(Figure content listings)

** Begin **

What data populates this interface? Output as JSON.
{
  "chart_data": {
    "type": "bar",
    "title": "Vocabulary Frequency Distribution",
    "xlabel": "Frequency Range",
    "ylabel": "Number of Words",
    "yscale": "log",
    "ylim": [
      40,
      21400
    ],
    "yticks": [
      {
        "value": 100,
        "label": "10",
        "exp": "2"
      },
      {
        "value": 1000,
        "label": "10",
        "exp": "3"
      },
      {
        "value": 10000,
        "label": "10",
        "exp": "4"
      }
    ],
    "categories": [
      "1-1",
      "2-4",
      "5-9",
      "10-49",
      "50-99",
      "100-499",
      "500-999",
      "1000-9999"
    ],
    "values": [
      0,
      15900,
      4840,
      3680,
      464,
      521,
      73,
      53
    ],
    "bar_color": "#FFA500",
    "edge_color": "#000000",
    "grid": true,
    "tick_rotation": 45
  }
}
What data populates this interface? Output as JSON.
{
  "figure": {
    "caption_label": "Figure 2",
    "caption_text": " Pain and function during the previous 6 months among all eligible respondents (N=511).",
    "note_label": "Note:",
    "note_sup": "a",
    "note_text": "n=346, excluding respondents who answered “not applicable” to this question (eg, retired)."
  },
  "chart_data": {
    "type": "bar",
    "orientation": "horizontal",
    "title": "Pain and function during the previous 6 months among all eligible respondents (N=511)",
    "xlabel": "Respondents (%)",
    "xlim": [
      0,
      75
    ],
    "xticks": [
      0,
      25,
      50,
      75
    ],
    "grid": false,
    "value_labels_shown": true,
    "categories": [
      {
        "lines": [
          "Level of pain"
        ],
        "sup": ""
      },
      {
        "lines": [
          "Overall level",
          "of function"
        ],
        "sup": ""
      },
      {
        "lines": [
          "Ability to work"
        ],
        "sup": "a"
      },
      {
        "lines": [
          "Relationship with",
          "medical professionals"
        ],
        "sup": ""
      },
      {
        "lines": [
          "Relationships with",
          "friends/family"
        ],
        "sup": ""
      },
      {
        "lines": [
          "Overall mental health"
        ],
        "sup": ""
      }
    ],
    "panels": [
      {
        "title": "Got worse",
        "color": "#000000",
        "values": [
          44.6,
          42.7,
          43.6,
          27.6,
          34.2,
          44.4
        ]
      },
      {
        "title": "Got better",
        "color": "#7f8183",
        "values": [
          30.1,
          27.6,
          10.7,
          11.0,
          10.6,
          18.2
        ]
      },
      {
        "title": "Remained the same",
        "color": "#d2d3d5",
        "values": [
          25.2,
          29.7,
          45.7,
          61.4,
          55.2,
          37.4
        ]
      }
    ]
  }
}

** End **

#### YOUR OBJECTIVE
Transcribe each entry precisely, missing none.

#### RESPONSE TO THIS TASK
What data populates this interface? Output as JSON.
{
  "chart_data": {
    "type": "bar",
    "title": "Vocabulary Frequency Distribution",
    "xlabel": "Frequency Range",
    "ylabel": "Number of Words",
    "yscale": "log",
    "ylim": [
      40,
      21400
    ],
    "yticks": [
      {
        "value": 100,
        "label": "10",
        "exp": "2"
      },
      {
        "value": 1000,
        "label": "10",
        "exp": "3"
      },
      {
        "value": 10000,
        "label": "10",
        "exp": "4"
      }
    ],
    "categories": [
      "1-1",
      "2-4",
      "5-9",
      "10-49",
      "50-99",
      "100-499",
      "500-999",
      "1000-9999"
    ],
    "values": [
      0,
      15900,
      4840,
      3680,
      464,
      521,
      73,
      53
    ],
    "bar_color": "#FFA500",
    "edge_color": "#000000",
    "grid": true,
    "tick_rotation": 45
  }
}
What data populates this interface? Output as JSON.
{
  "figure": {
    "caption_label": "Figure 2",
    "caption_text": " Pain and function during the previous 6 months among all eligible respondents (N=511).",
    "note_label": "Note:",
    "note_sup": "a",
    "note_text": "n=346, excluding respondents who answered “not applicable” to this question (eg, retired)."
  },
  "chart_data": {
    "type": "bar",
    "orientation": "horizontal",
    "title": "Pain and function during the previous 6 months among all eligible respondents (N=511)",
    "xlabel": "Respondents (%)",
    "xlim": [
      0,
      75
    ],
    "xticks": [
      0,
      25,
      50,
      75
    ],
    "grid": false,
    "value_labels_shown": true,
    "categories": [
      {
        "lines": [
          "Level of pain"
        ],
        "sup": ""
      },
      {
        "lines": [
          "Overall level",
          "of function"
        ],
        "sup": ""
      },
      {
        "lines": [
          "Ability to work"
        ],
        "sup": "a"
      },
      {
        "lines": [
          "Relationship with",
          "medical professionals"
        ],
        "sup": ""
      },
      {
        "lines": [
          "Relationships with",
          "friends/family"
        ],
        "sup": ""
      },
      {
        "lines": [
          "Overall mental health"
        ],
        "sup": ""
      }
    ],
    "panels": [
      {
        "title": "Got worse",
        "color": "#000000",
        "values": [
          44.6,
          42.7,
          43.6,
          27.6,
          34.2,
          44.4
        ]
      },
      {
        "title": "Got better",
        "color": "#7f8183",
        "values": [
          30.1,
          27.6,
          10.7,
          11.0,
          10.6,
          18.2
        ]
      },
      {
        "title": "Remained the same",
        "color": "#d2d3d5",
        "values": [
          25.2,
          29.7,
          45.7,
          61.4,
          55.2,
          37.4
        ]
      }
    ]
  }
}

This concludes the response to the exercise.